Protokoll der Sitzung vom 25.09.2013

Der Unmut äußert sich inzwischen auf den Straßen. Es muss Sie doch umtreiben, wenn die Lehrerverbände GEW und Philologenverband - gemeinsam ca. 10 000 Personen - gegen Ihre Politik auf der Straße demonstrieren. Dass muss doch mit Blick auf die Politik, die Sie bei den Beamtinnen und Beamten und den Lehrerinnen und Lehrern machen, ein Alarmsignal für Sie sein!

Herr Ministerpräsident Weil, wäre es denn im Hinblick auf die Transparenz, die Sie immer propagieren, nicht ehrlicher gewesen, den Gymnasiallehrern vor der Wahl zu sagen, was Sie vorhaben?

(Beifall bei der CDU und bei der FDP)

Sie haben gemerkt, dass es schwieriger ist, zu regieren, als in der Opposition alles zuzusagen.

Und es gibt noch einen weiteren Wortbruch: Frau Jürgens-Pieper hat damals bekannt gegeben, dass die Altersermäßigung für Lehrer greifen soll. Unser Kultusminister Bernd Althusmann hat angekündigt, diese umsetzen zu wollen.

(Anja Piel [GRÜNE]: Angekündigt! Er war bemüht!)

Sie haben das wieder in Abgang gestellt.

Ich könnte noch weitere Punkte aufzählen, in denen Sie Transparenz haben vermissen lassen. Bei objektiver Betrachtung muss man feststellen: Die Landesregierung hat ihren Start gründlich vergurkt, meine Damen und Herren.

(Beifall bei der CDU und bei der FDP)

Auch Ihr Haushaltsentwurf 2014 ist ambitionslos, ideenlos und kraftlos.

(Zustimmung bei der CDU)

Erstens. Sie nehmen den Fuß von der Schuldenbremse und finanzieren die Abschaffung der Studienbeiträge auf Pump; denn Sie dehnen die Verschuldung insgesamt aus. Sie haben die Neuverschuldung gegenüber 2013 um 100 Millionen Euro erhöht, und Sie wollen sich bis 2020 durch eine Änderung des Haushaltsgesetzes einen Kreditrahmen geben, in dem Sie 1,2 Milliarden Euro mehr Schulden machen, als es in unserer Finanzplanung vorgesehen ist. Diese Schulden sind unnötig im Hinblick auf die sprudelnden Steuereinnahmen. Das wissen Sie auch. Sie nutzen sie aber für Personalaufstockungen und die Umsetzung von rot-grünen Versprechen. Das ist unverantwortlich mit Blick auf die Zukunft.

(Beifall bei der CDU und bei der FDP)

- _Aufgaben_
a. Um welchen Betrag wurde laut dem Sitzungsprotokoll die Neuverschuldung gegenüber 2013 erhöht?
b. Greifen Sie das Sitzungsprotokoll nach seinem letzten Satz auf und führen Sie es fort.

[Gespeicherte Einträge]
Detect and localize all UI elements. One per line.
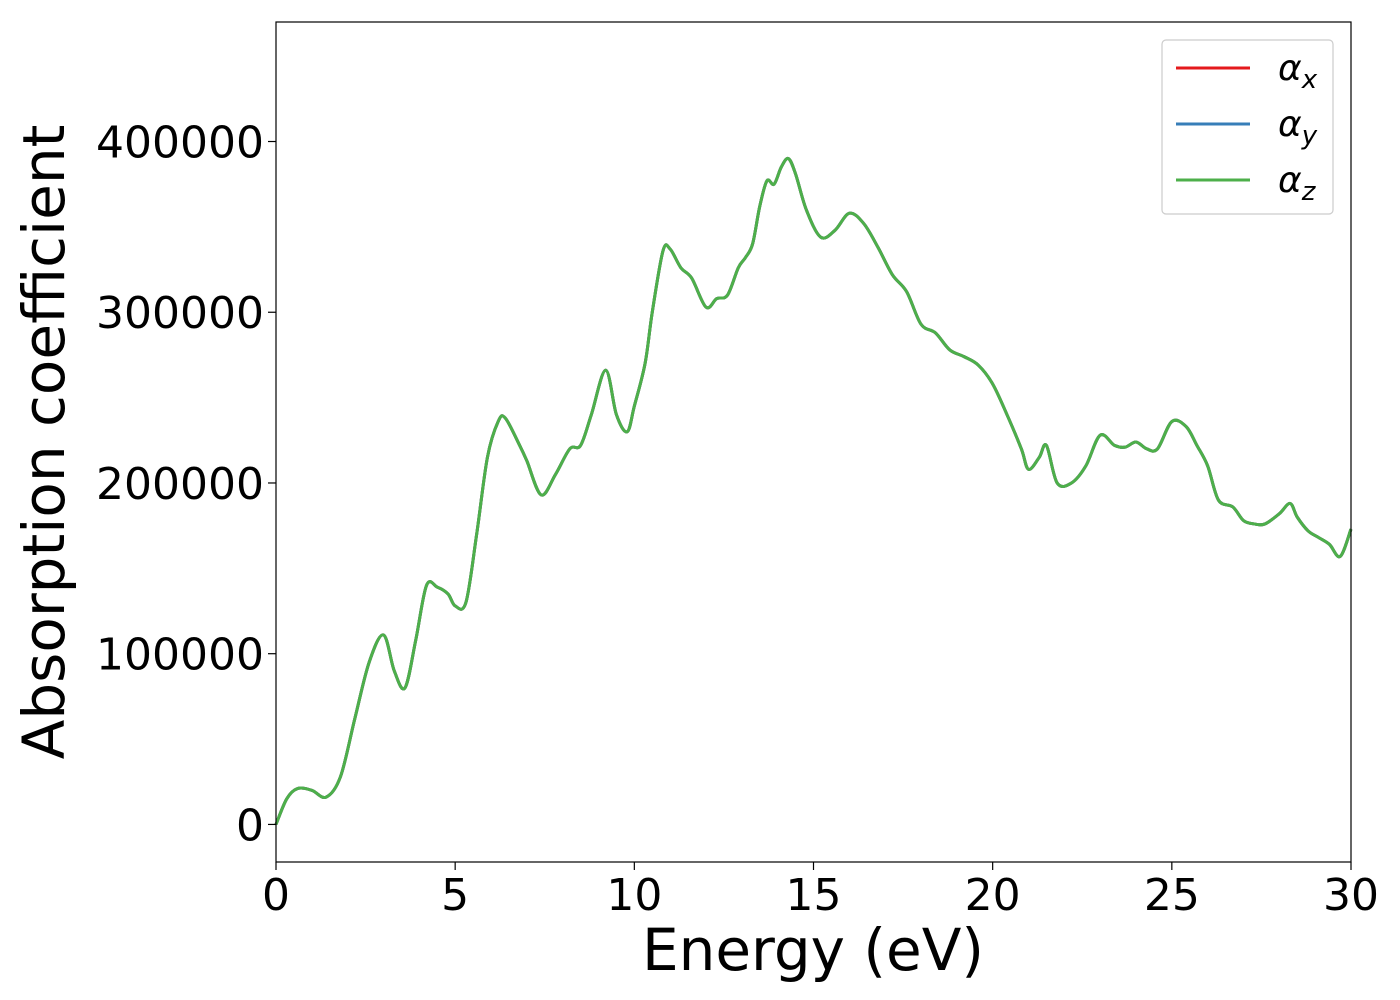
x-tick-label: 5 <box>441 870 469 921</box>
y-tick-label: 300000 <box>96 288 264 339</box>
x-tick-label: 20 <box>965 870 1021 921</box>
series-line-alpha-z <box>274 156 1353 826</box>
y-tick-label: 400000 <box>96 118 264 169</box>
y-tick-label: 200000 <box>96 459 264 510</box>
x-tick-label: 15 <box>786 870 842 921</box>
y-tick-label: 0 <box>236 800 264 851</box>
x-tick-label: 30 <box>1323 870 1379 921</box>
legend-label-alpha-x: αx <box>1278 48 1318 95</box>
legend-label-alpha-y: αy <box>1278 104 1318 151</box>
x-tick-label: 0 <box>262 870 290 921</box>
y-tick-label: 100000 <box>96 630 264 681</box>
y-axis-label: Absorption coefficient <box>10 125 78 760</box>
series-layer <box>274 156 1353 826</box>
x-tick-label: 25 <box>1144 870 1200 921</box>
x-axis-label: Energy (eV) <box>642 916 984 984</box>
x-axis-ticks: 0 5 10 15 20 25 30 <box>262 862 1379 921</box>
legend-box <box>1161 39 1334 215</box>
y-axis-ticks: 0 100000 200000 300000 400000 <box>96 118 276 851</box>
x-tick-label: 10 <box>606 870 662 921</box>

- _Antwortliste_
a. Um 100 Millionen Euro.

b.
Diese fatalen Entwicklungen knüpfen an den Schuldenminister Aller von damals an. Und Sie genehmigen sich auch erst einmal selbst einen kräftigen Schluck aus der Pulle. Polizeipräsidenten werden ohne Begründung entlassen,

(Renate Geuter [SPD]: Wie viele Poli- zeipräsidenten hat eigentlich Herr Schünemann entlassen?)

der SPD-Chef Hannover wird Referatsleiter in der Staatskanzlei. Und die Krönung ist: Frau Pörksen soll von B 6 nach B 9, zur Staatssekretärin, befördert werden. Sie kann ihr Glück offenbar selbst nicht fassen; denn als Sie von der Bild-Zeitung nach dem Warum für diese monatliche Gehaltserhöhung von 2 000 Euro gefragt wurde, hat sie gesagt: „Das habe ich mich auch gefragt.“ Herr Ministerpräsident, das fragen sich die Menschen im Lande auch!

(Beifall bei der CDU und bei der FDP)

Das geht einher mit einer massenhaften Schaffung von zusätzlichen Stellen: 114 zusätzliche Stellen in der Staatskanzlei, davon zwei neue Stellen für Staatssekretäre, vier neue B-6-Stellen, zwei B-3Stellen, vier B-2-Stellen, neun A-16-Stellen. Und der Rechnungshof fragt zu Recht nach dem Apparat der Landesbeauftragten für die Umsetzung der Regionalpolitik, der aufgebaut werden soll.

Und ich kann es natürlich, wenn schon der Ministerpräsident so hinlangt, verstehen, dass sich auch andere nicht mehr zurückhalten. Insgesamt werden in den Ministerien 141 neue Stellen geschaffen. Die Ministerialbürokratie wird weit ausgedehnt. An der Spitze steht ausgerechnet der Finanzminister, der eigentlich auf die Kasse aufpassen sollte:

(Zurufe von der CDU: Was?)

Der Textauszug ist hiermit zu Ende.